» **What you need to do**
Output the entries below verbatim, everything from the line containing "Patent image size: (918, 581)." down to the line containing "The gate control signal GS is at (703, 211).", both included, and nothing else.

— START Supplied information —

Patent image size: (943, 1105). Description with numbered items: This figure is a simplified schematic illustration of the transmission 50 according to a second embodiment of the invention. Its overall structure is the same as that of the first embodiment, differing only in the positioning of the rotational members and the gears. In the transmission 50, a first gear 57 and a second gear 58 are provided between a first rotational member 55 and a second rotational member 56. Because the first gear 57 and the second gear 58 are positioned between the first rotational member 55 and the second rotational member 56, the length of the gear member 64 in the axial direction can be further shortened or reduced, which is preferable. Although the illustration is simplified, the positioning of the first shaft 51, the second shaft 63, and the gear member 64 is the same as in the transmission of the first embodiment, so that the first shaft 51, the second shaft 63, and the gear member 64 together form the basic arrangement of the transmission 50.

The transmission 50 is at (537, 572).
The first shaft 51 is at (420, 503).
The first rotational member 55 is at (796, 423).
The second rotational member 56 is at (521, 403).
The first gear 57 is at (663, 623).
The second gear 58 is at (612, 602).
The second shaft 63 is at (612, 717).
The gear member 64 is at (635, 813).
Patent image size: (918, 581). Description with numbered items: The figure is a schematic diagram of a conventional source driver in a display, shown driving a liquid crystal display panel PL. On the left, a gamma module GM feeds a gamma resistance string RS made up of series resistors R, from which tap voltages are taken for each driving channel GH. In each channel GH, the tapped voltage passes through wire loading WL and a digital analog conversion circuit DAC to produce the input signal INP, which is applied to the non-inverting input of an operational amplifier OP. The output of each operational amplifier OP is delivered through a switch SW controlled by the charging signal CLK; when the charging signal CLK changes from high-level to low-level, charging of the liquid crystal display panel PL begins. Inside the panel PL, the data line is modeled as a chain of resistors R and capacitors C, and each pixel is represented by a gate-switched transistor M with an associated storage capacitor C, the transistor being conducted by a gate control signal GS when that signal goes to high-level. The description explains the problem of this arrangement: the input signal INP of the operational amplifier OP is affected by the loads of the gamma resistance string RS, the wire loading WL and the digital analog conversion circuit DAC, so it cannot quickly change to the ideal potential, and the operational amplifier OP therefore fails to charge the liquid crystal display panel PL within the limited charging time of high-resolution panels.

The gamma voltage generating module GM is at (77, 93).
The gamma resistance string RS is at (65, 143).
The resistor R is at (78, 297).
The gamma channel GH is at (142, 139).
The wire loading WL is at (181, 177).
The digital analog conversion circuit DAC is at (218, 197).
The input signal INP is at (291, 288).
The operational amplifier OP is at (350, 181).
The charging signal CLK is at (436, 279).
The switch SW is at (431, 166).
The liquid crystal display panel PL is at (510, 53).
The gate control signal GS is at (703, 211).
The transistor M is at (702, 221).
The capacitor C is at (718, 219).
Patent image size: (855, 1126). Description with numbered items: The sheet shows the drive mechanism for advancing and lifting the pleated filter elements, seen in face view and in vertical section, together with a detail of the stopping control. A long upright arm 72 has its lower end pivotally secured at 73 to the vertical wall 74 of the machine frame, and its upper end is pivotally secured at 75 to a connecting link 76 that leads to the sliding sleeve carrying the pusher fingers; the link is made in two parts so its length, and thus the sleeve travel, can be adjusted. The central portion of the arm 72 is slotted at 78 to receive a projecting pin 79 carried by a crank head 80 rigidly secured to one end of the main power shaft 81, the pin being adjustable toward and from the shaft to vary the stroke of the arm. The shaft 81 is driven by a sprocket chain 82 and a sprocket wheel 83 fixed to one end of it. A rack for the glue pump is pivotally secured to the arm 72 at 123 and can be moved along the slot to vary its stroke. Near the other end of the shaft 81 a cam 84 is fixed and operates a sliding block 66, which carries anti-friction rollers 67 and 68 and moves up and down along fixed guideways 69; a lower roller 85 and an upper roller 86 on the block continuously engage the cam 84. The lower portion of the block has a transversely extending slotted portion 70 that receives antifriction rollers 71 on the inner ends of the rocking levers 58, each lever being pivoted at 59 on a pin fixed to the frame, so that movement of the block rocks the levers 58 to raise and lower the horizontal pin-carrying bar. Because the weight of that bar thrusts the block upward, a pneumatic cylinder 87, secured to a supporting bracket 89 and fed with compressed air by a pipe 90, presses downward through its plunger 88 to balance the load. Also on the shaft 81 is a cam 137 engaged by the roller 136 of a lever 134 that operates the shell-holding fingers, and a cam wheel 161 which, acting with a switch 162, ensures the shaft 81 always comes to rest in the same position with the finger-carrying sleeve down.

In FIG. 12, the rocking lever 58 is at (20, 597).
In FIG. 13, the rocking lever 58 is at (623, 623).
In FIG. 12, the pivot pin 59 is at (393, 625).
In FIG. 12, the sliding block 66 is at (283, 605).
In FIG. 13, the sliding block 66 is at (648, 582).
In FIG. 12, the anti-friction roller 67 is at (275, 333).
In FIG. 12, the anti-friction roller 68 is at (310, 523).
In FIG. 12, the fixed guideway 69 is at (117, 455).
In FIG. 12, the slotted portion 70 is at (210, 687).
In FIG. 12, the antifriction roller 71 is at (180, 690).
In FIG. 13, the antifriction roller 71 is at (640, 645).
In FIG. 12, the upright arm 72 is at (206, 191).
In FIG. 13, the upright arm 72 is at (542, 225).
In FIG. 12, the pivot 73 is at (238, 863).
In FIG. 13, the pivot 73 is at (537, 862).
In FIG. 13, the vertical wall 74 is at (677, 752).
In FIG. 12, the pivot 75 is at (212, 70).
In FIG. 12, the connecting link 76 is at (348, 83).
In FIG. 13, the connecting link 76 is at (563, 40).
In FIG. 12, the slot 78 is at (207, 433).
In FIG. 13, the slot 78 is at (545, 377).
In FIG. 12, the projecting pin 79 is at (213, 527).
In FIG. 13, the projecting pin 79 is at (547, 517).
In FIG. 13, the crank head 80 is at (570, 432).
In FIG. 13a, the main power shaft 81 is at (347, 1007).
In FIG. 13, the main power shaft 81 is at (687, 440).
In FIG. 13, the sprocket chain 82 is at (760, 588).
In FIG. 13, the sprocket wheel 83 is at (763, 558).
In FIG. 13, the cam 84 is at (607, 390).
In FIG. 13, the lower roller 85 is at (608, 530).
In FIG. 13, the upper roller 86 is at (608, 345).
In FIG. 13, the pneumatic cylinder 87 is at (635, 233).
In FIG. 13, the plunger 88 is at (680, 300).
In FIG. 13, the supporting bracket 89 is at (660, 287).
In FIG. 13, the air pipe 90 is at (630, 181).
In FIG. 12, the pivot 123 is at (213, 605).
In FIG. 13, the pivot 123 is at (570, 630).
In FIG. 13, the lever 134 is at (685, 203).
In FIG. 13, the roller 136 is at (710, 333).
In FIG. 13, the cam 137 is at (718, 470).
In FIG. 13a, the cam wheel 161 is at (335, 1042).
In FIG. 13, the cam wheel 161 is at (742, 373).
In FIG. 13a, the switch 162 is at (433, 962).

— END Supplied information —

» **Full output**
Patent image size: (918, 581). Description with numbered items: The figure is a schematic diagram of a conventional source driver in a display, shown driving a liquid crystal display panel PL. On the left, a gamma module GM feeds a gamma resistance string RS made up of series resistors R, from which tap voltages are taken for each driving channel GH. In each channel GH, the tapped voltage passes through wire loading WL and a digital analog conversion circuit DAC to produce the input signal INP, which is applied to the non-inverting input of an operational amplifier OP. The output of each operational amplifier OP is delivered through a switch SW controlled by the charging signal CLK; when the charging signal CLK changes from high-level to low-level, charging of the liquid crystal display panel PL begins. Inside the panel PL, the data line is modeled as a chain of resistors R and capacitors C, and each pixel is represented by a gate-switched transistor M with an associated storage capacitor C, the transistor being conducted by a gate control signal GS when that signal goes to high-level. The description explains the problem of this arrangement: the input signal INP of the operational amplifier OP is affected by the loads of the gamma resistance string RS, the wire loading WL and the digital analog conversion circuit DAC, so it cannot quickly change to the ideal potential, and the operational amplifier OP therefore fails to charge the liquid crystal display panel PL within the limited charging time of high-resolution panels.

The gamma voltage generating module GM is at (77, 93).
The gamma resistance string RS is at (65, 143).
The resistor R is at (78, 297).
The gamma channel GH is at (142, 139).
The wire loading WL is at (181, 177).
The digital analog conversion circuit DAC is at (218, 197).
The input signal INP is at (291, 288).
The operational amplifier OP is at (350, 181).
The charging signal CLK is at (436, 279).
The switch SW is at (431, 166).
The liquid crystal display panel PL is at (510, 53).
The gate control signal GS is at (703, 211).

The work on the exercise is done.